WHAT THE EXERCISE ASKS -
The required output is the exact sequence of lines from the line holding "What's the underlying" to the end of the records, inclusive.

PROVIDED ENTRIES -
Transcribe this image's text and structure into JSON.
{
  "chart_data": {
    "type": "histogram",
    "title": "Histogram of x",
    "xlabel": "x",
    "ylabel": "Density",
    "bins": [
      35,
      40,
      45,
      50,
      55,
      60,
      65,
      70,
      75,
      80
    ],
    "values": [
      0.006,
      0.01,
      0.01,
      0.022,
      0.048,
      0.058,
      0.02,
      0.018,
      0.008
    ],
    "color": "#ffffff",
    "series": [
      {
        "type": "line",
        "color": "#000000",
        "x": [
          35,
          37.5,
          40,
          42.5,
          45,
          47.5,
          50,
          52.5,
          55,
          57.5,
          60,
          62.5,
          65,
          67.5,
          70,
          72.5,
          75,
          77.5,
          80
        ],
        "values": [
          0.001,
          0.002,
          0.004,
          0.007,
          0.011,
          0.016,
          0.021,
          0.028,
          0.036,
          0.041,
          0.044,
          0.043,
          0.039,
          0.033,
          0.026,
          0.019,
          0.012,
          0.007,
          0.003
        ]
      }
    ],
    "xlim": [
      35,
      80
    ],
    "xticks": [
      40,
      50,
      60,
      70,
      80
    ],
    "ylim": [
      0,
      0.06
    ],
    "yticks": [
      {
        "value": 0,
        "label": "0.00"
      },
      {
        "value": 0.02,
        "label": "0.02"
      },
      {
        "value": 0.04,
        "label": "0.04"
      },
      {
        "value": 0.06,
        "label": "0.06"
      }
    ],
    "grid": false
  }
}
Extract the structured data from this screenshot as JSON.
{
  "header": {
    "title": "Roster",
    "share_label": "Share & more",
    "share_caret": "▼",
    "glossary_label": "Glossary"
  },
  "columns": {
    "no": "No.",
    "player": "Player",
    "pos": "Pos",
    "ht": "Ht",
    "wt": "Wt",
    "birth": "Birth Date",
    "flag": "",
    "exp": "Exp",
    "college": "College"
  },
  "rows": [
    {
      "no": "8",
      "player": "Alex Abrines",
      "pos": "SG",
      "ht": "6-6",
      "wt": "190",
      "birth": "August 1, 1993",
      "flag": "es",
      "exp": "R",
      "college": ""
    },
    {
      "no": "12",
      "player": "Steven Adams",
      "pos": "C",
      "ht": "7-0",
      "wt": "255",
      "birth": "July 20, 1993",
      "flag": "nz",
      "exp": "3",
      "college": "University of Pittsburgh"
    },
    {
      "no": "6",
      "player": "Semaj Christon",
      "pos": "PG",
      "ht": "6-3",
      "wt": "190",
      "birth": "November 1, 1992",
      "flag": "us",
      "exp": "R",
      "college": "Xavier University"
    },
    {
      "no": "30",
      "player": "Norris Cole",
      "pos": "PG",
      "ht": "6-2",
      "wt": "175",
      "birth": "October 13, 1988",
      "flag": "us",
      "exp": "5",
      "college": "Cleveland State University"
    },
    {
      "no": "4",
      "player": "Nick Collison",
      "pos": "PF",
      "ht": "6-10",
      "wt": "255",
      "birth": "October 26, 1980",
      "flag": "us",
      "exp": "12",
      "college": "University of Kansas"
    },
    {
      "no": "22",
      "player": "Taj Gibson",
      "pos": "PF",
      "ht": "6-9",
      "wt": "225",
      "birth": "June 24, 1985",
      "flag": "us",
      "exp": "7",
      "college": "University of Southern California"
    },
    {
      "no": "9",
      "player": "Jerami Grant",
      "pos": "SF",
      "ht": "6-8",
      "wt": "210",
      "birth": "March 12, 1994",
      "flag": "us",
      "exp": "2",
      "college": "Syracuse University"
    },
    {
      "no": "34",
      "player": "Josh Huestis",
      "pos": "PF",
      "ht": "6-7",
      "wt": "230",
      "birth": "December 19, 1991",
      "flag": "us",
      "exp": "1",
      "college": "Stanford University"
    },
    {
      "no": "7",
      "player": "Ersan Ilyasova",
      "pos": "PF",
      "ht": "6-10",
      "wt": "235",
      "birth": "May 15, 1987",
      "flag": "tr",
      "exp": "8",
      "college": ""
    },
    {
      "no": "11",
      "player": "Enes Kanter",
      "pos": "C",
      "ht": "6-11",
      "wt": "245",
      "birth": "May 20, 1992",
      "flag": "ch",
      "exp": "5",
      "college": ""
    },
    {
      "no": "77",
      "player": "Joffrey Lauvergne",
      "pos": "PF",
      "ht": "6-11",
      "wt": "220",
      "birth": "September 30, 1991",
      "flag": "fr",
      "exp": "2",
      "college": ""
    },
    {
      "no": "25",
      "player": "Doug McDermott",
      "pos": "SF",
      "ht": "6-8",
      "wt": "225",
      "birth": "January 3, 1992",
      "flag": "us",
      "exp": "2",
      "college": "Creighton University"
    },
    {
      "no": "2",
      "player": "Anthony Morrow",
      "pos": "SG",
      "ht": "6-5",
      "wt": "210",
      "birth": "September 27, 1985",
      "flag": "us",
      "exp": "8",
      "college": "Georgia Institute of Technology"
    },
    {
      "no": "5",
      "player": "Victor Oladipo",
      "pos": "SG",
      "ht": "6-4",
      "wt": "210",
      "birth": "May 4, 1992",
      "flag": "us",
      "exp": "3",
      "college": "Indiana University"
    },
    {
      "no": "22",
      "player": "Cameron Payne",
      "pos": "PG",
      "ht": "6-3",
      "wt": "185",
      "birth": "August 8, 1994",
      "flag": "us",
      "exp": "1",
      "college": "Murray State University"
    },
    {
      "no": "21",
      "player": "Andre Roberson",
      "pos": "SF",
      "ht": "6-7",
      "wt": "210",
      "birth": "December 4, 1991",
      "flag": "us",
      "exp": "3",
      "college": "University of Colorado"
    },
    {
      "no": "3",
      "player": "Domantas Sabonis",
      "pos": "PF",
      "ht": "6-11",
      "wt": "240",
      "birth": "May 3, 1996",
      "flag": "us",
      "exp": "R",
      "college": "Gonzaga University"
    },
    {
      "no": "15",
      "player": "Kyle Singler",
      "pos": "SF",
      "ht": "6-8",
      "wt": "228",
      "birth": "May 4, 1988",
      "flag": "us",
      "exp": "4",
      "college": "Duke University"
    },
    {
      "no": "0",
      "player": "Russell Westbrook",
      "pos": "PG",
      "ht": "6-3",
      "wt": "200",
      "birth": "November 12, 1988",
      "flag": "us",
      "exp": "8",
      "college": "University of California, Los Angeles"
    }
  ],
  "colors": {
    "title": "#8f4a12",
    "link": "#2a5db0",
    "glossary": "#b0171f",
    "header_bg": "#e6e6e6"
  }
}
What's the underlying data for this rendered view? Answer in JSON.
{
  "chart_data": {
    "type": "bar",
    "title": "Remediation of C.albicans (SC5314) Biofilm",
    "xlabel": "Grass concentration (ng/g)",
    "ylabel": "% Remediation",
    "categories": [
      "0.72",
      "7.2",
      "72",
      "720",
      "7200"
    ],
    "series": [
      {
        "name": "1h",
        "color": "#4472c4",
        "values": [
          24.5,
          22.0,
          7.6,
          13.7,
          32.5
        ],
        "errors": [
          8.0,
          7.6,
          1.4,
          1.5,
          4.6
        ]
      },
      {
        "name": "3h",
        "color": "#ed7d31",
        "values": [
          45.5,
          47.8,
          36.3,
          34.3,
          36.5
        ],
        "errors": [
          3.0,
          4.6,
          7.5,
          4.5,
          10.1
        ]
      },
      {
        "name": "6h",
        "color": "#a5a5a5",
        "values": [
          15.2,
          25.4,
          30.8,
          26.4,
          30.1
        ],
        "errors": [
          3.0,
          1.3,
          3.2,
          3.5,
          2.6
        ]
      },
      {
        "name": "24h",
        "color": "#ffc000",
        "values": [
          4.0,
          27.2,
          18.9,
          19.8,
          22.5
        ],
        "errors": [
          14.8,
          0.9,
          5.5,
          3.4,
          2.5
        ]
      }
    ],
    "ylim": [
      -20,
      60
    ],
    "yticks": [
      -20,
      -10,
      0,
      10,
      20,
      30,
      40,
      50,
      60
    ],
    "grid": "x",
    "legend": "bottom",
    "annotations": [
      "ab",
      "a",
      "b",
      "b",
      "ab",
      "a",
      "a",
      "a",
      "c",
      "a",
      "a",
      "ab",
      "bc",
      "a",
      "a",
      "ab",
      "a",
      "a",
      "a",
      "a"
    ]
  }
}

SOLUTION TO THE PROBLEM -
What's the underlying data for this rendered view? Answer in JSON.
{
  "chart_data": {
    "type": "bar",
    "title": "Remediation of C.albicans (SC5314) Biofilm",
    "xlabel": "Grass concentration (ng/g)",
    "ylabel": "% Remediation",
    "categories": [
      "0.72",
      "7.2",
      "72",
      "720",
      "7200"
    ],
    "series": [
      {
        "name": "1h",
        "color": "#4472c4",
        "values": [
          24.5,
          22.0,
          7.6,
          13.7,
          32.5
        ],
        "errors": [
          8.0,
          7.6,
          1.4,
          1.5,
          4.6
        ]
      },
      {
        "name": "3h",
        "color": "#ed7d31",
        "values": [
          45.5,
          47.8,
          36.3,
          34.3,
          36.5
        ],
        "errors": [
          3.0,
          4.6,
          7.5,
          4.5,
          10.1
        ]
      },
      {
        "name": "6h",
        "color": "#a5a5a5",
        "values": [
          15.2,
          25.4,
          30.8,
          26.4,
          30.1
        ],
        "errors": [
          3.0,
          1.3,
          3.2,
          3.5,
          2.6
        ]
      },
      {
        "name": "24h",
        "color": "#ffc000",
        "values": [
          4.0,
          27.2,
          18.9,
          19.8,
          22.5
        ],
        "errors": [
          14.8,
          0.9,
          5.5,
          3.4,
          2.5
        ]
      }
    ],
    "ylim": [
      -20,
      60
    ],
    "yticks": [
      -20,
      -10,
      0,
      10,
      20,
      30,
      40,
      50,
      60
    ],
    "grid": "x",
    "legend": "bottom",
    "annotations": [
      "ab",
      "a",
      "b",
      "b",
      "ab",
      "a",
      "a",
      "a",
      "c",
      "a",
      "a",
      "ab",
      "bc",
      "a",
      "a",
      "ab",
      "a",
      "a",
      "a",
      "a"
    ]
  }
}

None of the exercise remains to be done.